▸ **What is being asked**
Answer with one number: the count of lines in the listing below that hold the word "page".

[Data records]
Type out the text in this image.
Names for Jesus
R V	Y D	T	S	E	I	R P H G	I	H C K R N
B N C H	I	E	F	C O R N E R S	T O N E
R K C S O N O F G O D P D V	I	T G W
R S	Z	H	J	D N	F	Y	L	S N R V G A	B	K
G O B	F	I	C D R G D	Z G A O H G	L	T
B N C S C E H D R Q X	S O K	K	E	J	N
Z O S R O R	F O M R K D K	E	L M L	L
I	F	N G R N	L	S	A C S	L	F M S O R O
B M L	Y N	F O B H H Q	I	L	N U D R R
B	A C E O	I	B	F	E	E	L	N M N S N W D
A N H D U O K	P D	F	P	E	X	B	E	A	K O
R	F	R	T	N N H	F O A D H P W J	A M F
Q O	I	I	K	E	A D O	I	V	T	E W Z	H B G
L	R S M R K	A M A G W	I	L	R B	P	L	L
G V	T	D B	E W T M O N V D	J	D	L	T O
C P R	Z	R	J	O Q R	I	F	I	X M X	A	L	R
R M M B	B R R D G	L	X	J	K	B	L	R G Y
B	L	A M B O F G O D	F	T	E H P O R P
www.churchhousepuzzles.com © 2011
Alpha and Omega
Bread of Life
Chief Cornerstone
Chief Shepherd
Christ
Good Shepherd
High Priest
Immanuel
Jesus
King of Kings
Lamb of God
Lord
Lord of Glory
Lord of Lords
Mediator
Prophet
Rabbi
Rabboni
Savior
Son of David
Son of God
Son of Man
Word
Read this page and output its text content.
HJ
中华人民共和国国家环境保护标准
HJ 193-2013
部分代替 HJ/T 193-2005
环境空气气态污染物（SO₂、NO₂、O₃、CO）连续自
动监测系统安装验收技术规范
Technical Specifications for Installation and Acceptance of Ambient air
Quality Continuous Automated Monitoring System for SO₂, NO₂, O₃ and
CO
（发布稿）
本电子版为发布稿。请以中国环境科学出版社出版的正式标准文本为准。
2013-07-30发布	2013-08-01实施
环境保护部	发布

--

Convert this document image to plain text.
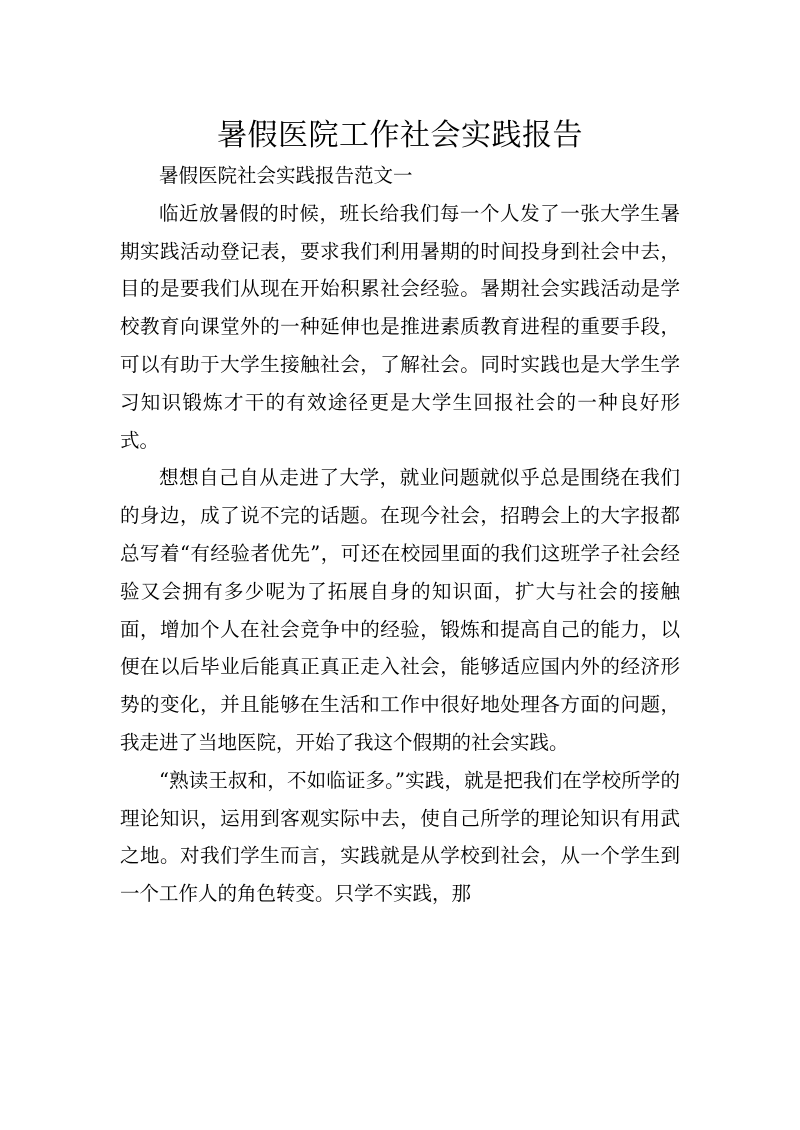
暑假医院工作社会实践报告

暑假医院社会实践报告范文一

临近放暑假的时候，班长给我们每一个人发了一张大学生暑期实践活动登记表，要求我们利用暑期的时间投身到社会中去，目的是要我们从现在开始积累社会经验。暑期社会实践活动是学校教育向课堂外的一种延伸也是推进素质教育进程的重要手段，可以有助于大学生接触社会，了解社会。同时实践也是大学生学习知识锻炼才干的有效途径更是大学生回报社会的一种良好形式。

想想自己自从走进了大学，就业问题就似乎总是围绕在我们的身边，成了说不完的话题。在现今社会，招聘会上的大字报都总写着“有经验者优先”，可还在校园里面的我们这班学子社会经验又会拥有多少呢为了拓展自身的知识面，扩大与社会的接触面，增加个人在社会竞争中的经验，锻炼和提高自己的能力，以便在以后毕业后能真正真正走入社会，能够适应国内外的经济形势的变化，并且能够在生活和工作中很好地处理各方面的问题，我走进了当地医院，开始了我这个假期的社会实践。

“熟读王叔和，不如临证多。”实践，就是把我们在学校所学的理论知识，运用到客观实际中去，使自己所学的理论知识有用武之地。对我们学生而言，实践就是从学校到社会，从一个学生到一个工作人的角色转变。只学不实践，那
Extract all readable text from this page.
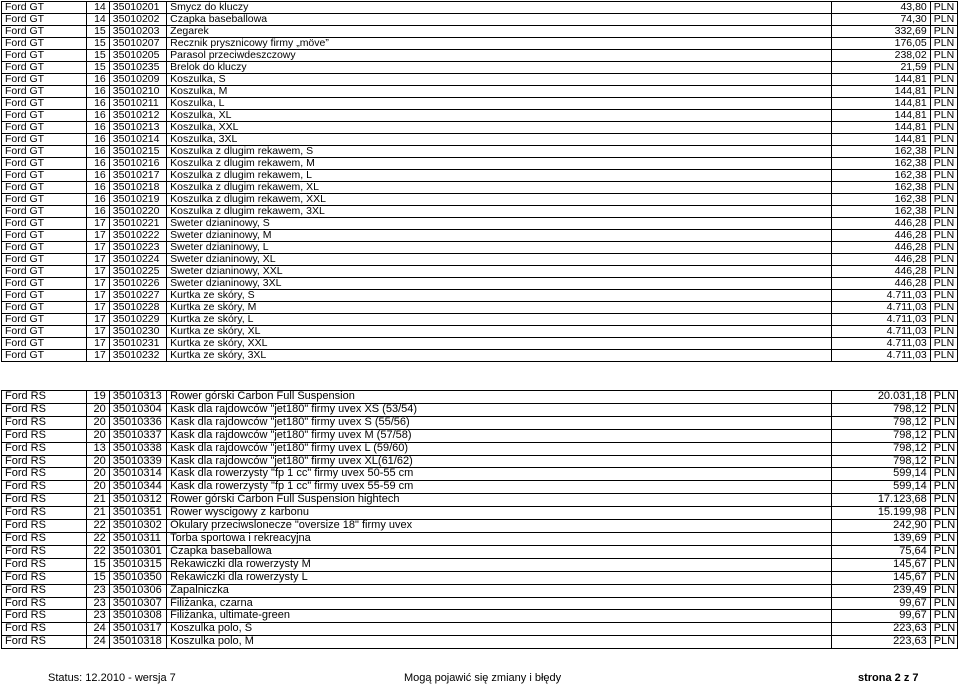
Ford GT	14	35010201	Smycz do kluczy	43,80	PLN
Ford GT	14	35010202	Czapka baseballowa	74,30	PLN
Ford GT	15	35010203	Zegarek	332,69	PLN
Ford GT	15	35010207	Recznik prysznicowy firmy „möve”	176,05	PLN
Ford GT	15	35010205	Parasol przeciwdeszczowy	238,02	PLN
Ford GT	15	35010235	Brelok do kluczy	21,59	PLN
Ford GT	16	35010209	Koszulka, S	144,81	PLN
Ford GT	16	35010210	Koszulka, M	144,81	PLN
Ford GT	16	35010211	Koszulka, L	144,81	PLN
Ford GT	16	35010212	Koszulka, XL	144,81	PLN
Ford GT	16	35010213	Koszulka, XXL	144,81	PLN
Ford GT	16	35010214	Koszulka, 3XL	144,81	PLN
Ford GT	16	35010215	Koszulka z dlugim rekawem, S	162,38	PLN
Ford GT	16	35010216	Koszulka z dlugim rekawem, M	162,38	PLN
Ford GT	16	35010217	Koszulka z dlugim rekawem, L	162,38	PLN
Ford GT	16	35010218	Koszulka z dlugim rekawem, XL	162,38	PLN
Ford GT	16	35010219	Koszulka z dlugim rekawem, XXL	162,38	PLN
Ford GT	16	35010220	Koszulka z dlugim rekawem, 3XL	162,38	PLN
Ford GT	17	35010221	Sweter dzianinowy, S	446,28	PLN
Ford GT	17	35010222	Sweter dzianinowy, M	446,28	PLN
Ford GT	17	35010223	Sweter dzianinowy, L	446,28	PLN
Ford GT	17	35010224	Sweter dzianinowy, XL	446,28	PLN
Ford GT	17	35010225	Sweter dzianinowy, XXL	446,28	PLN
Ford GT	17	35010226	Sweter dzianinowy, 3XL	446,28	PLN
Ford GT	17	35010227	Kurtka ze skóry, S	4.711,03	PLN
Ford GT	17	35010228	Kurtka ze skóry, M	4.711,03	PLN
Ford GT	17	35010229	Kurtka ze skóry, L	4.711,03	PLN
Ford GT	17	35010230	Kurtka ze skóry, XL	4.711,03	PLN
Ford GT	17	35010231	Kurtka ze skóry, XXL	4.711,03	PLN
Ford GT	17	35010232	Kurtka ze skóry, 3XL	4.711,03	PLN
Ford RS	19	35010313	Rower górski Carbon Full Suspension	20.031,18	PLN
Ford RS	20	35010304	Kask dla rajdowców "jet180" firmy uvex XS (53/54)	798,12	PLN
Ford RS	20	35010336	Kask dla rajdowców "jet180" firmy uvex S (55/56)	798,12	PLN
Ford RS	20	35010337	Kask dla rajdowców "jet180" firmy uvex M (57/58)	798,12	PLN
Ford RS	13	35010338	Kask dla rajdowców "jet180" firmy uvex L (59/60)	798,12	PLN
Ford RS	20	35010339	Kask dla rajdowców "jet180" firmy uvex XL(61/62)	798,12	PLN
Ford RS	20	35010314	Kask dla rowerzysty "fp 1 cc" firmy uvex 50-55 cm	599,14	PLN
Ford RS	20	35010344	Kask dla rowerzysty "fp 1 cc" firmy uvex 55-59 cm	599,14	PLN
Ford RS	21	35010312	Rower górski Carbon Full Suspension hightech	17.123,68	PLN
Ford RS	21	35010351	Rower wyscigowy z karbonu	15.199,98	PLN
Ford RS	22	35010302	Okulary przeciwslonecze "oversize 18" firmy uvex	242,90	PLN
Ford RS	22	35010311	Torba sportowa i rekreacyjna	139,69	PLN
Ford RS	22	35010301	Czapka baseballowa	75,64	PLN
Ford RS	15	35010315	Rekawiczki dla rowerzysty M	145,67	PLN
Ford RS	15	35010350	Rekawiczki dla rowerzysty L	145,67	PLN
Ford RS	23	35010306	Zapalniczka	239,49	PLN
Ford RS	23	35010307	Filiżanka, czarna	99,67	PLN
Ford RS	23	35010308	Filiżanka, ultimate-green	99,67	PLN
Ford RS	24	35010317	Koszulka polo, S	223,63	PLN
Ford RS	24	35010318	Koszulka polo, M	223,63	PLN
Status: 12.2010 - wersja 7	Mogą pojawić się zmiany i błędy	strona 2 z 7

▸ **The response**
2